Dataset entries on figures:
• • • • • • •

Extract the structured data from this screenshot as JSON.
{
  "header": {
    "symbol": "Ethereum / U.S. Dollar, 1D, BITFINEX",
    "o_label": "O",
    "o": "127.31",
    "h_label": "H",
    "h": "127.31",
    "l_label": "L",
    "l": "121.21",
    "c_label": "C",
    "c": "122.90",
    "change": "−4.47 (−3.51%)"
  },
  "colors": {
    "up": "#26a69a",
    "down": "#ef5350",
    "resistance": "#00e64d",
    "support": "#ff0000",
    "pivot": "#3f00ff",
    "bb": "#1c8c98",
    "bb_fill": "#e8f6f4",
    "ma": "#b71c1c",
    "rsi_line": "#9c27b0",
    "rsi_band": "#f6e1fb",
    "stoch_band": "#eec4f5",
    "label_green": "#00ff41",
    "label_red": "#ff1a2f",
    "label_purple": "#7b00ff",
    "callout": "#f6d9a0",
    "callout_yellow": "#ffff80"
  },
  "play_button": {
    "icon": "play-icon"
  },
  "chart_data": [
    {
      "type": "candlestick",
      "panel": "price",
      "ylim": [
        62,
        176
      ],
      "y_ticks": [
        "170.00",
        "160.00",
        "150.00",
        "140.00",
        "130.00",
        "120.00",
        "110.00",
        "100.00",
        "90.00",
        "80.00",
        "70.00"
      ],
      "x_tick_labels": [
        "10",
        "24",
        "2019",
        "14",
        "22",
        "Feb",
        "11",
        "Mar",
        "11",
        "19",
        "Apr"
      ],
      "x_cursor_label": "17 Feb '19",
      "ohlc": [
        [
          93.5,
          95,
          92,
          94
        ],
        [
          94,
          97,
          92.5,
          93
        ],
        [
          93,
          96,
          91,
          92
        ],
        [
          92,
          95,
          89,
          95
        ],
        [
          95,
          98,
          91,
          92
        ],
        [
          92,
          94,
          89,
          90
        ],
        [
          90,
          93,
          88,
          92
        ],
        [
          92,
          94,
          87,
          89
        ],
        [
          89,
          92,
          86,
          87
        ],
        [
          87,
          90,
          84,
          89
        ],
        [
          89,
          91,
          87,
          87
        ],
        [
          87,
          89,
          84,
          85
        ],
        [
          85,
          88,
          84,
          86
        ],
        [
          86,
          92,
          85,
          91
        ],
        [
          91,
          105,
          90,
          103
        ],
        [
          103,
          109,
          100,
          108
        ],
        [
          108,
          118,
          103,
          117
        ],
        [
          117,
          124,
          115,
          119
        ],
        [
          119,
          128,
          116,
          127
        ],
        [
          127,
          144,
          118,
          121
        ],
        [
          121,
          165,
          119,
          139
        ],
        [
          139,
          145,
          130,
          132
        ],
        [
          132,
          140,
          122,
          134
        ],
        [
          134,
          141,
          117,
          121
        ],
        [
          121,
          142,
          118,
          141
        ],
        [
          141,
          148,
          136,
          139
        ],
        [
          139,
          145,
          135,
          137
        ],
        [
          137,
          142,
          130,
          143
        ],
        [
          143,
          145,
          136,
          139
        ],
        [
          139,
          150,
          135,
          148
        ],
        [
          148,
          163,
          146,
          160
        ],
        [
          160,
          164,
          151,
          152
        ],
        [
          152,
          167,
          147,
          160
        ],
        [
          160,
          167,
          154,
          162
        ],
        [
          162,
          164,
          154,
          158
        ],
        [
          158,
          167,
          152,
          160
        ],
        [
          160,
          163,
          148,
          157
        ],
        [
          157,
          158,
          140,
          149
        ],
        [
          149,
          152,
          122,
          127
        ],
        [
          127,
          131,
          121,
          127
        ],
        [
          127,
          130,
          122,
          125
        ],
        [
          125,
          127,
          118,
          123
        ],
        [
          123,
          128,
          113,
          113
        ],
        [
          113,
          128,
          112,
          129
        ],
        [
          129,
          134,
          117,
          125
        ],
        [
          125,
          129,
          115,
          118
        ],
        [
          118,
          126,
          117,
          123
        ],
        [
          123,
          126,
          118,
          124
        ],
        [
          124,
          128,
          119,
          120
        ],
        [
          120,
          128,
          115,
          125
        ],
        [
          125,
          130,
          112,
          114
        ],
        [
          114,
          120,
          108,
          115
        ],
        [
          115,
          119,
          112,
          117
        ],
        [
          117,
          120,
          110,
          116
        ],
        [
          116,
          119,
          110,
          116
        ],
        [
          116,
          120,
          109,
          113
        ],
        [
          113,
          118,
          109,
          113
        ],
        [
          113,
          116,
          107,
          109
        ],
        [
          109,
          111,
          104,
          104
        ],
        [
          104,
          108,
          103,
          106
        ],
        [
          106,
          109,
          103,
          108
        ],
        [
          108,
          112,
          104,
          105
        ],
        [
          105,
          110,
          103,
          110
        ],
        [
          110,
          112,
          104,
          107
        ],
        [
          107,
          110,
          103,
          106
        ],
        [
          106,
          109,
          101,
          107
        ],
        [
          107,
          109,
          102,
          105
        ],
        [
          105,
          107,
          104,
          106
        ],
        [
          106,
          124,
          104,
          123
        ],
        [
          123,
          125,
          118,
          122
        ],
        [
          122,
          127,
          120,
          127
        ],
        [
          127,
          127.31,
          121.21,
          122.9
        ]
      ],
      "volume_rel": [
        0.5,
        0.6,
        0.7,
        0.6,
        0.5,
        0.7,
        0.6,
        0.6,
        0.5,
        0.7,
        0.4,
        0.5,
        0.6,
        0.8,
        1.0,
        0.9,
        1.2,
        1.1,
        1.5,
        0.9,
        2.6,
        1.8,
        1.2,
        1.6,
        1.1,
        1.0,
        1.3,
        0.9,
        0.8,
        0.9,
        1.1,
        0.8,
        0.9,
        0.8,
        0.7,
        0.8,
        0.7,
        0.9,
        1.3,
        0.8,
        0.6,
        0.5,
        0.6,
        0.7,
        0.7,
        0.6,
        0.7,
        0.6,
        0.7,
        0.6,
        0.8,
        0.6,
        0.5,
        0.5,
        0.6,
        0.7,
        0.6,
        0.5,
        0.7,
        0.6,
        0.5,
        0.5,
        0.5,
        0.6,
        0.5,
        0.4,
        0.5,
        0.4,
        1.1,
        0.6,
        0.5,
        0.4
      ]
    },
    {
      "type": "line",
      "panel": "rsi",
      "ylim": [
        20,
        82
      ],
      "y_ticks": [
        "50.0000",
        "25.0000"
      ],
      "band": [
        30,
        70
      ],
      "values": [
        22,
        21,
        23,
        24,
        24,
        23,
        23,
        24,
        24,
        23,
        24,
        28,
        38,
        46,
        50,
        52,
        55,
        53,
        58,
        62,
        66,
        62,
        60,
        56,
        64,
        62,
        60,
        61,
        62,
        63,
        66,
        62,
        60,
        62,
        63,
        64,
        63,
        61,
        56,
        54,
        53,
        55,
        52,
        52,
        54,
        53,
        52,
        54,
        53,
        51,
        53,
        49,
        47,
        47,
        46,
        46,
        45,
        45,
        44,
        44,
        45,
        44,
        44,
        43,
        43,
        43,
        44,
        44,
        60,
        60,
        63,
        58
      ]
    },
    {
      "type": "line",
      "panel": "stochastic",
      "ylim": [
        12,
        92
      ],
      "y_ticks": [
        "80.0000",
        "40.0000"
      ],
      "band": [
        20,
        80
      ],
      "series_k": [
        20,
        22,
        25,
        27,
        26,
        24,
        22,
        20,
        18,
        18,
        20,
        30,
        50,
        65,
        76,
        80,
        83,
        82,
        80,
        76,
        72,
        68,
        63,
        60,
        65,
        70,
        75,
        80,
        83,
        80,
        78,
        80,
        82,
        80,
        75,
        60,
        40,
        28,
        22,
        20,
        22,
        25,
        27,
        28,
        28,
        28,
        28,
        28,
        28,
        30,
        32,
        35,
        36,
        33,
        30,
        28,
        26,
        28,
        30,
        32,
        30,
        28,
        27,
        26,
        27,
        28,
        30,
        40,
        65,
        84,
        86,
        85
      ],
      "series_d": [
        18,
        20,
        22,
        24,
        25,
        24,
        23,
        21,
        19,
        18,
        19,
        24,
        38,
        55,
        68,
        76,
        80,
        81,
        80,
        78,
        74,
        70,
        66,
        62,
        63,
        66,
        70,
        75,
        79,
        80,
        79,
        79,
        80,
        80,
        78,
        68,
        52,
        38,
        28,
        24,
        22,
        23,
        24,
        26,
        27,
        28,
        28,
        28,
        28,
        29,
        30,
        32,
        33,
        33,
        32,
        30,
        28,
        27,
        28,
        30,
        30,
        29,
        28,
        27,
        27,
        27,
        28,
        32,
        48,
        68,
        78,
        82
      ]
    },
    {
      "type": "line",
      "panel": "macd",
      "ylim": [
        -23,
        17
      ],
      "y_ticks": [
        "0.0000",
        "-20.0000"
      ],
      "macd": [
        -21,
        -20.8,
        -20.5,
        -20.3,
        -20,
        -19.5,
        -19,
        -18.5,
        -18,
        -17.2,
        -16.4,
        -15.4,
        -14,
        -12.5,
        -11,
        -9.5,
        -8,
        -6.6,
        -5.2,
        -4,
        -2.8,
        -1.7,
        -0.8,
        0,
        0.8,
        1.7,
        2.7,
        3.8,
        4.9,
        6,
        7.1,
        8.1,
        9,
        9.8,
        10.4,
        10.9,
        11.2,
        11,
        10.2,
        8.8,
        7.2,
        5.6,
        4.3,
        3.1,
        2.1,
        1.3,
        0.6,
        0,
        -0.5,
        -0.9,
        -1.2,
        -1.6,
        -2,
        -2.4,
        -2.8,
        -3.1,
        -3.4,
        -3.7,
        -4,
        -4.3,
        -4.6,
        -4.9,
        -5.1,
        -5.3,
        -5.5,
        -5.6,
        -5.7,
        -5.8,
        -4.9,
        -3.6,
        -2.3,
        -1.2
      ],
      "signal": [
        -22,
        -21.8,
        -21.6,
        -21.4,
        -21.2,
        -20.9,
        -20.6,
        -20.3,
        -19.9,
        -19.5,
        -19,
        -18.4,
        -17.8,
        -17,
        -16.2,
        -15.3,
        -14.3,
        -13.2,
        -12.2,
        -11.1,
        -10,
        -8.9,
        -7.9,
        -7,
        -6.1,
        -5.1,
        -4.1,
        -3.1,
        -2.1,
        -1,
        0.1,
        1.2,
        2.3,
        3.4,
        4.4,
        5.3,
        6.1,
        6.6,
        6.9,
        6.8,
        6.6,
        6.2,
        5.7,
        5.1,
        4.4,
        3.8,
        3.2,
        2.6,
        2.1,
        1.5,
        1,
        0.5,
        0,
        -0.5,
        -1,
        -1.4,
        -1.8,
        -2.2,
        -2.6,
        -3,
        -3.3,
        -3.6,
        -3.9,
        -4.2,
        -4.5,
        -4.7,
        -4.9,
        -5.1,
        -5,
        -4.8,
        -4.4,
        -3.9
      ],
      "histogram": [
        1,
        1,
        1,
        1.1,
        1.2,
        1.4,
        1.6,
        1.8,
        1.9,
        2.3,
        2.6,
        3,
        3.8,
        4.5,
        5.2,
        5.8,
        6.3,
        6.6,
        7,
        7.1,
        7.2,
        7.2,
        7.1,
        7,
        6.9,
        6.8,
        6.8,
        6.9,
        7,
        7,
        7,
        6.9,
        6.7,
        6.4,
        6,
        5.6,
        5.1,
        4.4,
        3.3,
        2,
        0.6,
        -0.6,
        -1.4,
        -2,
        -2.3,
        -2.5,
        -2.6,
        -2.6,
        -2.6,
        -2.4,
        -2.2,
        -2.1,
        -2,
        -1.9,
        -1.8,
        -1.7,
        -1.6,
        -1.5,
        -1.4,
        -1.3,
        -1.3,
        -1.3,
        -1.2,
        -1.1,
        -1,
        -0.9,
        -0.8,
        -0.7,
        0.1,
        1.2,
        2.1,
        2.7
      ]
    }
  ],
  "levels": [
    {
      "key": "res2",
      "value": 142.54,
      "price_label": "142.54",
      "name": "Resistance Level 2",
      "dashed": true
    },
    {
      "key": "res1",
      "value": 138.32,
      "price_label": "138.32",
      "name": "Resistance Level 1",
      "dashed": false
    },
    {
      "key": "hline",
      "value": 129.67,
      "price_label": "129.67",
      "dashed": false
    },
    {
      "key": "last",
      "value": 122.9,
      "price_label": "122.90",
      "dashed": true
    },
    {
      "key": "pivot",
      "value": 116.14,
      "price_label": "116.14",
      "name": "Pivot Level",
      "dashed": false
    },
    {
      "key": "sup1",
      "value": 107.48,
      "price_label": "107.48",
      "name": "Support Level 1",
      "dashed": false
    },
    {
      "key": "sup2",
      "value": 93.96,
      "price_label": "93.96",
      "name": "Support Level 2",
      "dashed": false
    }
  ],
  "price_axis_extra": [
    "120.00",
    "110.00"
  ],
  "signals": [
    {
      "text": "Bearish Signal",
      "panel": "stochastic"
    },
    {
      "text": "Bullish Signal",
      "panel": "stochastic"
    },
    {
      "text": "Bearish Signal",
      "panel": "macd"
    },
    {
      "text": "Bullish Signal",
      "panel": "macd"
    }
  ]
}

• • • • • • •

### INSTRUCTION
Select from the material above each line in which the string "macd" appears, and list those lines.

### ANSWER TO THE TASK
      "panel": "macd",
      "macd": [
      "panel": "macd"
      "panel": "macd"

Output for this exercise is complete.